[Records provided start]
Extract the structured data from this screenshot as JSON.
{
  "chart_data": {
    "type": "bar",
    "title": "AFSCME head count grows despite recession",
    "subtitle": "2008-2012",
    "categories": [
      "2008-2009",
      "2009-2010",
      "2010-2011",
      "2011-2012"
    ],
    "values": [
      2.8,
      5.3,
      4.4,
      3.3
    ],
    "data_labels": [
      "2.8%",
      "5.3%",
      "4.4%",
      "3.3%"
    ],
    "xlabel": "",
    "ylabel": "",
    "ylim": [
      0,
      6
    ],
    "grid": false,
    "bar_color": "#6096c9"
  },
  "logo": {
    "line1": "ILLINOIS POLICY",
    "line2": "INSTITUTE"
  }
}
[Records provided end]
Task brief:
Copy every record exactly as presented.

Exercise answer:
Extract the structured data from this screenshot as JSON.
{
  "chart_data": {
    "type": "bar",
    "title": "AFSCME head count grows despite recession",
    "subtitle": "2008-2012",
    "categories": [
      "2008-2009",
      "2009-2010",
      "2010-2011",
      "2011-2012"
    ],
    "values": [
      2.8,
      5.3,
      4.4,
      3.3
    ],
    "data_labels": [
      "2.8%",
      "5.3%",
      "4.4%",
      "3.3%"
    ],
    "xlabel": "",
    "ylabel": "",
    "ylim": [
      0,
      6
    ],
    "grid": false,
    "bar_color": "#6096c9"
  },
  "logo": {
    "line1": "ILLINOIS POLICY",
    "line2": "INSTITUTE"
  }
}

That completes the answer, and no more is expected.